§ **Written problem**: Without the pictures, set down every line of the data exactly.

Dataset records
-- BEGIN --

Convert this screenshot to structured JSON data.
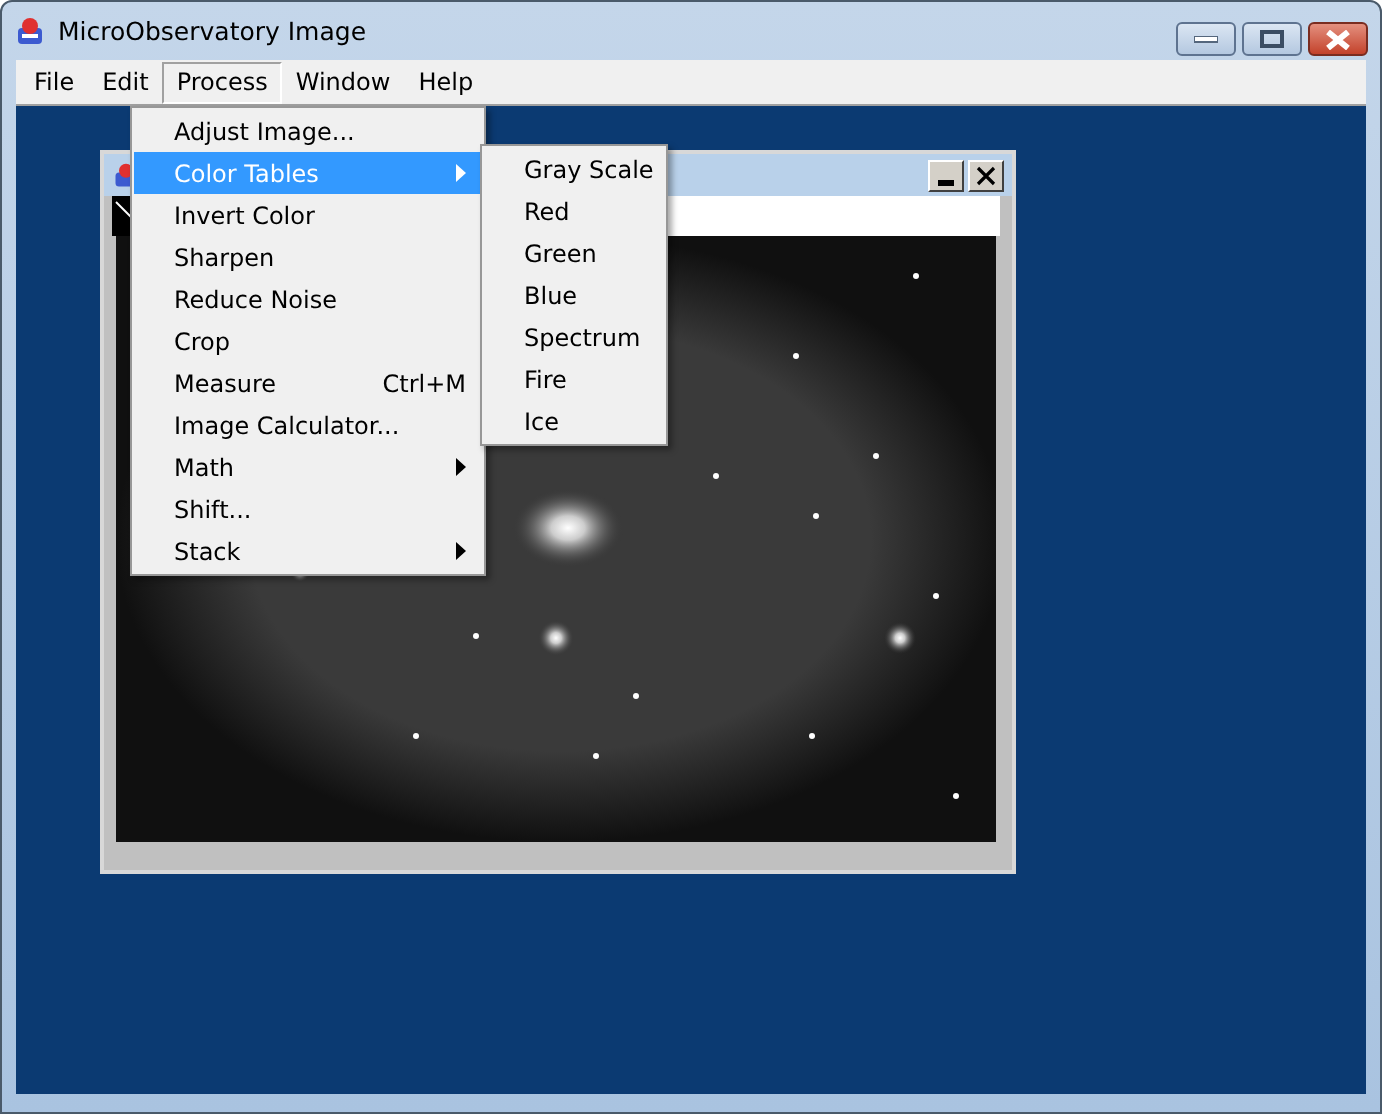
{
  "window": {
    "title": "MicroObservatory Image"
  },
  "menubar": [
    {
      "label": "File",
      "selected": false
    },
    {
      "label": "Edit",
      "selected": false
    },
    {
      "label": "Process",
      "selected": true
    },
    {
      "label": "Window",
      "selected": false
    },
    {
      "label": "Help",
      "selected": false
    }
  ],
  "process_menu": [
    {
      "label": "Adjust Image...",
      "selected": false,
      "submenu": false
    },
    {
      "label": "Color Tables",
      "selected": true,
      "submenu": true
    },
    {
      "label": "Invert Color",
      "selected": false,
      "submenu": false
    },
    {
      "label": "Sharpen",
      "selected": false,
      "submenu": false
    },
    {
      "label": "Reduce Noise",
      "selected": false,
      "submenu": false
    },
    {
      "label": "Crop",
      "selected": false,
      "submenu": false
    },
    {
      "label": "Measure",
      "shortcut": "Ctrl+M",
      "selected": false,
      "submenu": false
    },
    {
      "label": "Image Calculator...",
      "selected": false,
      "submenu": false
    },
    {
      "label": "Math",
      "selected": false,
      "submenu": true
    },
    {
      "label": "Shift...",
      "selected": false,
      "submenu": false
    },
    {
      "label": "Stack",
      "selected": false,
      "submenu": true
    }
  ],
  "color_tables_menu": [
    {
      "label": "Gray Scale"
    },
    {
      "label": "Red"
    },
    {
      "label": "Green"
    },
    {
      "label": "Blue"
    },
    {
      "label": "Spectrum"
    },
    {
      "label": "Fire"
    },
    {
      "label": "Ice"
    }
  ]
}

-- END --

§ **Final result**:
Convert this screenshot to structured JSON data.
{
  "window": {
    "title": "MicroObservatory Image"
  },
  "menubar": [
    {
      "label": "File",
      "selected": false
    },
    {
      "label": "Edit",
      "selected": false
    },
    {
      "label": "Process",
      "selected": true
    },
    {
      "label": "Window",
      "selected": false
    },
    {
      "label": "Help",
      "selected": false
    }
  ],
  "process_menu": [
    {
      "label": "Adjust Image...",
      "selected": false,
      "submenu": false
    },
    {
      "label": "Color Tables",
      "selected": true,
      "submenu": true
    },
    {
      "label": "Invert Color",
      "selected": false,
      "submenu": false
    },
    {
      "label": "Sharpen",
      "selected": false,
      "submenu": false
    },
    {
      "label": "Reduce Noise",
      "selected": false,
      "submenu": false
    },
    {
      "label": "Crop",
      "selected": false,
      "submenu": false
    },
    {
      "label": "Measure",
      "shortcut": "Ctrl+M",
      "selected": false,
      "submenu": false
    },
    {
      "label": "Image Calculator...",
      "selected": false,
      "submenu": false
    },
    {
      "label": "Math",
      "selected": false,
      "submenu": true
    },
    {
      "label": "Shift...",
      "selected": false,
      "submenu": false
    },
    {
      "label": "Stack",
      "selected": false,
      "submenu": true
    }
  ],
  "color_tables_menu": [
    {
      "label": "Gray Scale"
    },
    {
      "label": "Red"
    },
    {
      "label": "Green"
    },
    {
      "label": "Blue"
    },
    {
      "label": "Spectrum"
    },
    {
      "label": "Fire"
    },
    {
      "label": "Ice"
    }
  ]
}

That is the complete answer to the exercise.